*What is required:* Gather every line from the entries below that includes "this".

*Given entries:*
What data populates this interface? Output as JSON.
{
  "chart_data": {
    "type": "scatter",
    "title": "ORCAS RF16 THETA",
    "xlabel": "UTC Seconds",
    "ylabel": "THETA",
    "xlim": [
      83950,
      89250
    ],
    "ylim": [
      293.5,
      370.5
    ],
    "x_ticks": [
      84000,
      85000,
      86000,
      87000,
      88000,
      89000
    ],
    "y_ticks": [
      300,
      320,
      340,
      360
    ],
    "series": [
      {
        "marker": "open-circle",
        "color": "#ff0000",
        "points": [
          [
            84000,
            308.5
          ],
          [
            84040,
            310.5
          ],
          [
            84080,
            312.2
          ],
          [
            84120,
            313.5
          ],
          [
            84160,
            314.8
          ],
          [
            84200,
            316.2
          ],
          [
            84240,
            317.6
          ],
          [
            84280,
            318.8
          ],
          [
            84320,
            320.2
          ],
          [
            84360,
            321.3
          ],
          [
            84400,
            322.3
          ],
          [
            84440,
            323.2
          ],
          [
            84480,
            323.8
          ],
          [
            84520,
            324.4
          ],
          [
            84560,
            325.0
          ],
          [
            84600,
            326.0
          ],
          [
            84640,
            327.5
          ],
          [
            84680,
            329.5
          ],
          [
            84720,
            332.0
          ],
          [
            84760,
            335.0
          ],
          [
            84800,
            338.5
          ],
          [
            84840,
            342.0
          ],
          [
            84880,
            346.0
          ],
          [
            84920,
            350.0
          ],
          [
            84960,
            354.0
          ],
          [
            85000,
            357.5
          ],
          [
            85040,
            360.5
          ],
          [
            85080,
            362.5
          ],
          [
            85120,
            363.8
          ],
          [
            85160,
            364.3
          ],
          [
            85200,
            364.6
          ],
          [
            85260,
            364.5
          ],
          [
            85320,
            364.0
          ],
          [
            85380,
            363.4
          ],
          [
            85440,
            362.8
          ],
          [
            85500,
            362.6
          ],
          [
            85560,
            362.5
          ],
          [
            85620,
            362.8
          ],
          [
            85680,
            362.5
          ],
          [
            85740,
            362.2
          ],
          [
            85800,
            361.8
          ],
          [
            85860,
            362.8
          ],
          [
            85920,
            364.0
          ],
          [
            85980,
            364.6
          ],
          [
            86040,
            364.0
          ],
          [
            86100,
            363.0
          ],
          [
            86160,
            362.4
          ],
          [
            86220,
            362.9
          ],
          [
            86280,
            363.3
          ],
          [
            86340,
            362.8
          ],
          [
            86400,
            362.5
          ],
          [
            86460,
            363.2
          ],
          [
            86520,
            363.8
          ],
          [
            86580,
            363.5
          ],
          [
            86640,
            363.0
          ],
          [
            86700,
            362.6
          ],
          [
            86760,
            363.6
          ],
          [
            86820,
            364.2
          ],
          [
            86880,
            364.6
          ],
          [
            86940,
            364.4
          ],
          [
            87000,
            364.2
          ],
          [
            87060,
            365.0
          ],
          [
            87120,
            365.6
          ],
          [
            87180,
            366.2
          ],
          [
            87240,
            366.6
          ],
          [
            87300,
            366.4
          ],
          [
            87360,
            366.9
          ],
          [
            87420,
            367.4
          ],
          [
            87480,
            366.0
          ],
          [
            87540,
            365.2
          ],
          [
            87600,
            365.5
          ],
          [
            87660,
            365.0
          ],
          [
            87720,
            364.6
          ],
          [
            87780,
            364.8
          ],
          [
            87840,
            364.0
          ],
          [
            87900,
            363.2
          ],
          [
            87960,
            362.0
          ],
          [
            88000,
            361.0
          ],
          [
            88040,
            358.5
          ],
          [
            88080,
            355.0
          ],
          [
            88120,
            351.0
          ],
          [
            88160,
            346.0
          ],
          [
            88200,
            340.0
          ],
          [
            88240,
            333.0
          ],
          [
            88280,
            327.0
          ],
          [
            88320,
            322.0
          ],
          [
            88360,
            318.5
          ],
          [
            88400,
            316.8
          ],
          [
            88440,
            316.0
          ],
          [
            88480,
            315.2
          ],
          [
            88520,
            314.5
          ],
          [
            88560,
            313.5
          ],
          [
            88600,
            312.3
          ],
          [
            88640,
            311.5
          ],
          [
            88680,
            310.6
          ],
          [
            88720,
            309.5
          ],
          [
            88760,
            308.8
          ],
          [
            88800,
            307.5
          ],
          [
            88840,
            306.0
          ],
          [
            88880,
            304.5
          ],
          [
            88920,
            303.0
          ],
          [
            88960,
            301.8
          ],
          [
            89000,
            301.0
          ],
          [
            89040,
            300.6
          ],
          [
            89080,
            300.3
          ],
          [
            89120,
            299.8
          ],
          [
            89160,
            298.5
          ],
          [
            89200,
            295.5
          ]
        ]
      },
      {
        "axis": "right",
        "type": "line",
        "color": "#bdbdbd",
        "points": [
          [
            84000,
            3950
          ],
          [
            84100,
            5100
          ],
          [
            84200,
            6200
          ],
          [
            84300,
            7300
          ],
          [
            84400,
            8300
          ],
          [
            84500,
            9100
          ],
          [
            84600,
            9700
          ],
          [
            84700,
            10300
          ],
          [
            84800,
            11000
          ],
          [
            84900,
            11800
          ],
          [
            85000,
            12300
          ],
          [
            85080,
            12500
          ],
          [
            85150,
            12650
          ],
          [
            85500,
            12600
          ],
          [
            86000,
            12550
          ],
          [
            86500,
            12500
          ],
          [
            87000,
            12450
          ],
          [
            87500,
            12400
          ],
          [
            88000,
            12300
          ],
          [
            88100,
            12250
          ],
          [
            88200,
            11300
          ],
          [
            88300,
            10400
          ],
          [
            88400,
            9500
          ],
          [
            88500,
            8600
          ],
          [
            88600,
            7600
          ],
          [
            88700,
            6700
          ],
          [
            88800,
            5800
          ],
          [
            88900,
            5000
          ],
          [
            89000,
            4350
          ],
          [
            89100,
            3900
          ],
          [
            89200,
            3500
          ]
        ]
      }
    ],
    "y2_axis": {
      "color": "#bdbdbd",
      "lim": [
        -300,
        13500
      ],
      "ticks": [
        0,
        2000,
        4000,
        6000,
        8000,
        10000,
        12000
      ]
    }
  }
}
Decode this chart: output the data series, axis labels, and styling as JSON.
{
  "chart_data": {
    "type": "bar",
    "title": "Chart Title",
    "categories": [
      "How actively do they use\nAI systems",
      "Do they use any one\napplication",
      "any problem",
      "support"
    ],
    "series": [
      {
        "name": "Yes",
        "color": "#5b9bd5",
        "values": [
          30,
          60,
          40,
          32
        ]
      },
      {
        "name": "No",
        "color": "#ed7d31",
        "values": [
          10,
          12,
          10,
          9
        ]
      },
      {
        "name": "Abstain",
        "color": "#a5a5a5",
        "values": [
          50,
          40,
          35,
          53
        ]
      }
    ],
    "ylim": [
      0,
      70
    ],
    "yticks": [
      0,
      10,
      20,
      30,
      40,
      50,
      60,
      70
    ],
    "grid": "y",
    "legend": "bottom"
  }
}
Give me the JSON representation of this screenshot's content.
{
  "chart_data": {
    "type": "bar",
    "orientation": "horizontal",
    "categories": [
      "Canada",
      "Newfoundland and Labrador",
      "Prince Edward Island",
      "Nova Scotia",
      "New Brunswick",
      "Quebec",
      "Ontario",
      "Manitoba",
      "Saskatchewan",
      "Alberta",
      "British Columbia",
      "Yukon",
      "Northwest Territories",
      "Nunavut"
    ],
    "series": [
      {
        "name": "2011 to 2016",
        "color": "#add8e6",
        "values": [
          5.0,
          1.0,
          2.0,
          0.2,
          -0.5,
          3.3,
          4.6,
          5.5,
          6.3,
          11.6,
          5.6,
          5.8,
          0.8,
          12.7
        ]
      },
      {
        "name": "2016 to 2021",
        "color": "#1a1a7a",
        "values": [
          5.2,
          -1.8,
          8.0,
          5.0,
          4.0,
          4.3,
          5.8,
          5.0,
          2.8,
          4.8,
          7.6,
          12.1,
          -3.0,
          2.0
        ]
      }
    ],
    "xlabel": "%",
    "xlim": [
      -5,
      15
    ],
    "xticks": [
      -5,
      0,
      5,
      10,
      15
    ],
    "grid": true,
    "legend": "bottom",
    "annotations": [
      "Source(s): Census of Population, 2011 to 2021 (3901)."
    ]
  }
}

*Full solution:*
What data populates this interface? Output as JSON.
Decode this chart: output the data series, axis labels, and styling as JSON.
Give me the JSON representation of this screenshot's content.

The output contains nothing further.